REQUIRED WORK :: Search the data for the string "Started" and extract every line where it appears.

──────── RECORDS FOR PROCESSING ────────

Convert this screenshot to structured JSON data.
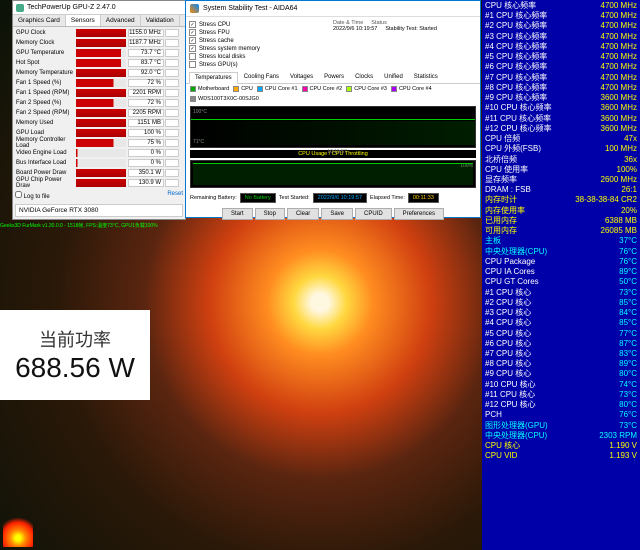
{
  "gpuz": {
    "title": "TechPowerUp GPU-Z 2.47.0",
    "tabs": [
      "Graphics Card",
      "Sensors",
      "Advanced",
      "Validation"
    ],
    "rows": [
      {
        "label": "GPU Clock",
        "value": "1155.0 MHz",
        "bar": "p100"
      },
      {
        "label": "Memory Clock",
        "value": "1187.7 MHz",
        "bar": "p100"
      },
      {
        "label": "GPU Temperature",
        "value": "73.7 °C",
        "bar": "p90"
      },
      {
        "label": "Hot Spot",
        "value": "83.7 °C",
        "bar": "p90"
      },
      {
        "label": "Memory Temperature",
        "value": "92.0 °C",
        "bar": "p100"
      },
      {
        "label": "Fan 1 Speed (%)",
        "value": "72 %",
        "bar": "p75"
      },
      {
        "label": "Fan 1 Speed (RPM)",
        "value": "2201 RPM",
        "bar": "p100"
      },
      {
        "label": "Fan 2 Speed (%)",
        "value": "72 %",
        "bar": "p75"
      },
      {
        "label": "Fan 2 Speed (RPM)",
        "value": "2205 RPM",
        "bar": "p100"
      },
      {
        "label": "Memory Used",
        "value": "1151 MB",
        "bar": "p100"
      },
      {
        "label": "GPU Load",
        "value": "100 %",
        "bar": "p100"
      },
      {
        "label": "Memory Controller Load",
        "value": "75 %",
        "bar": "p75"
      },
      {
        "label": "Video Engine Load",
        "value": "0 %",
        "bar": "p1"
      },
      {
        "label": "Bus Interface Load",
        "value": "0 %",
        "bar": "p1"
      },
      {
        "label": "Board Power Draw",
        "value": "350.1 W",
        "bar": "p100"
      },
      {
        "label": "GPU Chip Power Draw",
        "value": "130.9 W",
        "bar": "p100"
      }
    ],
    "logToFile": "Log to file",
    "reset": "Reset",
    "card": "NVIDIA GeForce RTX 3080"
  },
  "aida": {
    "title": "System Stability Test - AIDA64",
    "checks": [
      "Stress CPU",
      "Stress FPU",
      "Stress cache",
      "Stress system memory",
      "Stress local disks",
      "Stress GPU(s)"
    ],
    "col2": {
      "dateTime": "Date & Time",
      "status": "Status",
      "dt": "2022/9/6 10:19:57",
      "st": "Stability Test: Started"
    },
    "tabs": [
      "Temperatures",
      "Cooling Fans",
      "Voltages",
      "Powers",
      "Clocks",
      "Unified",
      "Statistics"
    ],
    "legend": [
      "Motherboard",
      "CPU",
      "CPU Core #1",
      "CPU Core #2",
      "CPU Core #3",
      "CPU Core #4",
      "WDS100T3X0C-00SJG0"
    ],
    "chart1": {
      "y1": "100°C",
      "y2": "71°C",
      "x": "10:19:57"
    },
    "chart2Title": "CPU Usage / CPU Throttling",
    "chart2": {
      "y": "100%"
    },
    "bottom": {
      "battLbl": "Remaining Battery:",
      "batt": "No Battery",
      "startLbl": "Test Started:",
      "start": "2022/9/6 10:19:57",
      "elapLbl": "Elapsed Time:",
      "elap": "00:11:33"
    },
    "btns": [
      "Start",
      "Stop",
      "Clear",
      "Save",
      "CPUID",
      "Preferences"
    ]
  },
  "power": {
    "label": "当前功率",
    "value": "688.56 W"
  },
  "furmark": "Geeks3D FurMark v1.30.0.0 - 1518帧, FPS:温度73°C, GPU1负载100%",
  "sidebar": [
    {
      "l": "CPU 核心频率",
      "v": "4700 MHz"
    },
    {
      "l": "#1 CPU 核心频率",
      "v": "4700 MHz"
    },
    {
      "l": "#2 CPU 核心频率",
      "v": "4700 MHz"
    },
    {
      "l": "#3 CPU 核心频率",
      "v": "4700 MHz"
    },
    {
      "l": "#4 CPU 核心频率",
      "v": "4700 MHz"
    },
    {
      "l": "#5 CPU 核心频率",
      "v": "4700 MHz"
    },
    {
      "l": "#6 CPU 核心频率",
      "v": "4700 MHz"
    },
    {
      "l": "#7 CPU 核心频率",
      "v": "4700 MHz"
    },
    {
      "l": "#8 CPU 核心频率",
      "v": "4700 MHz"
    },
    {
      "l": "#9 CPU 核心频率",
      "v": "3600 MHz"
    },
    {
      "l": "#10 CPU 核心频率",
      "v": "3600 MHz"
    },
    {
      "l": "#11 CPU 核心频率",
      "v": "3600 MHz"
    },
    {
      "l": "#12 CPU 核心频率",
      "v": "3600 MHz"
    },
    {
      "l": "CPU 倍频",
      "v": "47x"
    },
    {
      "l": "CPU 外频(FSB)",
      "v": "100 MHz"
    },
    {
      "l": "北桥倍频",
      "v": "36x"
    },
    {
      "l": "CPU 使用率",
      "v": "100%"
    },
    {
      "l": "显存频率",
      "v": "2600 MHz"
    },
    {
      "l": "DRAM : FSB",
      "v": "26:1"
    },
    {
      "l": "内存时计",
      "v": "38-38-38-84 CR2",
      "lc": "y"
    },
    {
      "l": "内存使用率",
      "v": "20%",
      "lc": "y"
    },
    {
      "l": "已用内存",
      "v": "6388 MB",
      "lc": "y"
    },
    {
      "l": "可用内存",
      "v": "26085 MB",
      "lc": "y"
    },
    {
      "l": "主板",
      "v": "37°C",
      "lc": "c",
      "vc": "c"
    },
    {
      "l": "中央处理器(CPU)",
      "v": "76°C",
      "lc": "c",
      "vc": "c"
    },
    {
      "l": "CPU Package",
      "v": "76°C",
      "vc": "c"
    },
    {
      "l": "CPU IA Cores",
      "v": "89°C",
      "vc": "c"
    },
    {
      "l": "CPU GT Cores",
      "v": "50°C",
      "vc": "c"
    },
    {
      "l": "#1 CPU 核心",
      "v": "73°C",
      "vc": "c"
    },
    {
      "l": "#2 CPU 核心",
      "v": "85°C",
      "vc": "c"
    },
    {
      "l": "#3 CPU 核心",
      "v": "84°C",
      "vc": "c"
    },
    {
      "l": "#4 CPU 核心",
      "v": "85°C",
      "vc": "c"
    },
    {
      "l": "#5 CPU 核心",
      "v": "77°C",
      "vc": "c"
    },
    {
      "l": "#6 CPU 核心",
      "v": "87°C",
      "vc": "c"
    },
    {
      "l": "#7 CPU 核心",
      "v": "83°C",
      "vc": "c"
    },
    {
      "l": "#8 CPU 核心",
      "v": "89°C",
      "vc": "c"
    },
    {
      "l": "#9 CPU 核心",
      "v": "80°C",
      "vc": "c"
    },
    {
      "l": "#10 CPU 核心",
      "v": "74°C",
      "vc": "c"
    },
    {
      "l": "#11 CPU 核心",
      "v": "73°C",
      "vc": "c"
    },
    {
      "l": "#12 CPU 核心",
      "v": "80°C",
      "vc": "c"
    },
    {
      "l": "PCH",
      "v": "76°C",
      "vc": "c"
    },
    {
      "l": "图形处理器(GPU)",
      "v": "73°C",
      "lc": "c",
      "vc": "c"
    },
    {
      "l": "中央处理器(CPU)",
      "v": "2303 RPM",
      "lc": "c",
      "vc": "c"
    },
    {
      "l": "CPU 核心",
      "v": "1.190 V",
      "lc": "y"
    },
    {
      "l": "CPU VID",
      "v": "1.193 V",
      "lc": "y"
    }
  ]
}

────────

EXERCISE RESPONSE ::
      "st": "Stability Test: Started"
      "startLbl": "Test Started:",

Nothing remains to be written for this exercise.